Required work - List every legal authority cited in the excerpt on discovery relevance, including statutes, jury instructions and court decisions.

Il.  Defendant fails to establish that the remaining categories of documents are irrelevant

 

            Defendant’s narrow definition of relevance is contrary to the scope of allowable discovery under CCP §2017.010.   Unless otherwise limited by order of the court in accordance with this title, any party may obtain discovery regarding any matter, not privileged, that is relevant to the subject matter involved in the pending action or to the determination of any motion made in that action, if the matter either is itself admissible in evidence or appears reasonably calculated to lead to the discovery of admissible evidence. Discovery may relate to the claim or defense of the party seeking discovery or of any other party to the action.”  CCP §2017.010.

 

            “The statutory phrase ‘subject matter’ is ‘broader than the issues’ and is not limited to admissible evidence.  For discovery purposes, information is relevant if it might reasonably assist a party in evaluating the case, preparing for trial, or facilitating settlement.  Admissibility is not the test and information unless privileged, is discoverable if it might reasonably lead to admissible evidence.  These rules are applied liberally in favor of discovery, and (contrary to popular belief), fishing expeditions are permissible in some cases.”  Lopez v. Watchtower Bible & Tract Society of New York, Inc. (2016) 246 Cal.App.4th 566, 590–591. 

 

            Likewise, Defendant’s narrow understanding of what types of prior complaints are relevant to a negligent hiring claim is contrary to applicable law.  An essential element of a negligent hiring, supervision or retention claim of an employee is actual or constructive knowledge of the employee’s unfitness and that this unfitness created a particular risk to others.  See CACI 426.  Negligent hiring, supervision or retention “depends, in part, on showing that the risk of harm was reasonably foreseeable.  Foreseeability is determined light of all the circumstances and does not require prior identical events or injuriesIt is not necessary to prove that the very injury which occurred must have been foreseeable by the [defendant].  Their negligence is established if a reasonably prudent person would foresee that injuries of the same general type would be likely to happen in the absence of adequate safeguards.”  D.Z. v. Los Angeles United School Dist. (2019) 35 Cal.App.5th 210, 229. 

 

            The broad definition of “relevance” under CCP §2017.010.  Foreseeability for purposes of an employer’s constructive or actual knowledge is also broad, encompassing injuries of “the same general type,” and “does not require prior identical events or injuries.”  Defendant fails to establish that the requested documents involve conduct so far afield from the alleged wrongful conduct that they are irrelevant to the broad foreseeability analysis as an issue of law.  Given the applicable law, the requested documents are directly relevant to Plaintiff’s negligent hiring, etc. claim.

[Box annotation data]

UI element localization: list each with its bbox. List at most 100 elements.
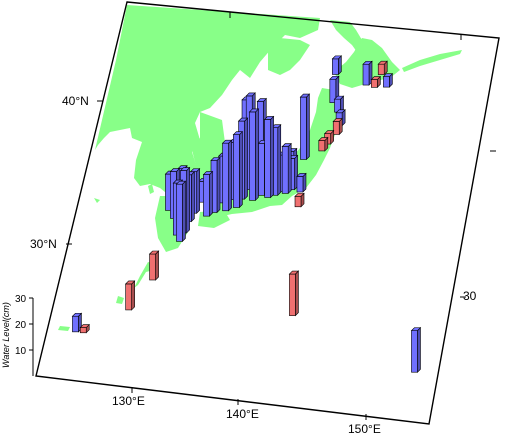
bar-top (256, 98, 268, 102)
bar-side (191, 171, 195, 223)
tsushima (148, 184, 154, 194)
bar-side (239, 130, 243, 209)
bar-front (289, 273, 296, 316)
bar-top (79, 324, 90, 328)
bar-top (71, 312, 83, 317)
bar-front (72, 315, 79, 333)
bar-front (264, 119, 271, 198)
bar-front (79, 327, 87, 334)
bar-side (287, 142, 292, 195)
station-bar (263, 115, 275, 199)
bar-top (179, 167, 191, 171)
scale-label-10: 10 (15, 346, 27, 357)
bar-front (411, 330, 418, 373)
bar-front (296, 176, 304, 193)
bar-top (410, 327, 422, 331)
station-bar (148, 250, 160, 281)
station-bar (232, 130, 244, 209)
bar-front (383, 76, 390, 88)
bar-side (182, 180, 186, 243)
station-bar (248, 108, 260, 202)
bar-top (377, 60, 388, 65)
bar-top (299, 93, 311, 98)
station-bar (332, 117, 343, 136)
bar-top (210, 157, 221, 161)
russian-coast (268, 38, 310, 75)
bar-side (196, 167, 200, 214)
bar-top (175, 180, 187, 185)
lat-label-40: 40°N (62, 94, 89, 108)
bar-side (306, 93, 310, 161)
lat-label-30: 30°N (30, 237, 57, 251)
station-bar (331, 55, 343, 76)
bar-top (221, 139, 233, 144)
kuril-islands (402, 50, 462, 72)
lon-label-140: 140°E (226, 407, 259, 421)
bar-top (248, 108, 260, 113)
station-bar (202, 170, 214, 217)
bar-side (209, 170, 213, 217)
bar-front (281, 146, 289, 194)
station-bar (329, 75, 340, 104)
bar-front (125, 283, 132, 311)
bar-top (323, 130, 335, 134)
bar-front (176, 183, 183, 242)
frame-ticks (66, 12, 496, 420)
station-bar (370, 75, 382, 89)
bar-side (216, 156, 221, 214)
station-bar (299, 93, 311, 161)
station-bar (79, 323, 90, 334)
bar-side (186, 166, 190, 234)
bar-top (370, 76, 382, 80)
bar-side (255, 108, 259, 202)
bar-top (281, 143, 292, 147)
bar-side (244, 117, 248, 200)
bar-top (382, 73, 394, 78)
bar-front (362, 63, 370, 86)
bar-front (149, 253, 156, 281)
station-bar (281, 142, 292, 195)
asian-mainland (95, 5, 320, 196)
station-bar (382, 72, 394, 88)
bar-side (295, 270, 299, 317)
bar-top (169, 168, 181, 172)
okinawa (116, 296, 124, 304)
bar-side (270, 115, 274, 199)
right-edge-label: 30 (463, 289, 477, 303)
station-bar (410, 326, 422, 373)
bar-top (237, 117, 249, 122)
bar-top (202, 171, 214, 175)
station-bar (318, 136, 329, 152)
station-bar (296, 172, 307, 193)
map-frame (35, 1, 500, 425)
bar-side (155, 250, 159, 281)
bar-side (277, 123, 282, 196)
bar-top (245, 92, 256, 97)
bar-front (249, 111, 256, 201)
bar-front (370, 79, 378, 88)
bar-top (362, 60, 373, 65)
station-bars (71, 55, 422, 373)
scale-label-20: 20 (15, 320, 27, 331)
station-bar (124, 280, 136, 311)
bar-top (296, 173, 307, 177)
bar-top (332, 118, 343, 122)
bar-front (294, 196, 302, 208)
bar-top (331, 55, 343, 60)
bar-front (318, 140, 326, 152)
bar-front (332, 121, 340, 135)
bar-top (148, 250, 160, 255)
sakhalin (330, 20, 362, 52)
bar-front (233, 134, 240, 208)
bar-top (294, 193, 305, 197)
bar-front (203, 174, 210, 217)
bar-side (131, 280, 135, 311)
station-bar (288, 270, 300, 317)
bar-top (318, 137, 329, 141)
bar-top (124, 280, 136, 285)
bar-side (228, 139, 232, 212)
bar-front (300, 96, 307, 160)
station-bar (221, 139, 233, 212)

Right answer -
- CCP §2017.010
- Lopez v. Watchtower Bible & Tract Society of New York, Inc. (2016) 246 Cal.App.4th 566
- CACI 426
- D.Z. v. Los Angeles United School Dist. (2019) 35 Cal.App.5th 210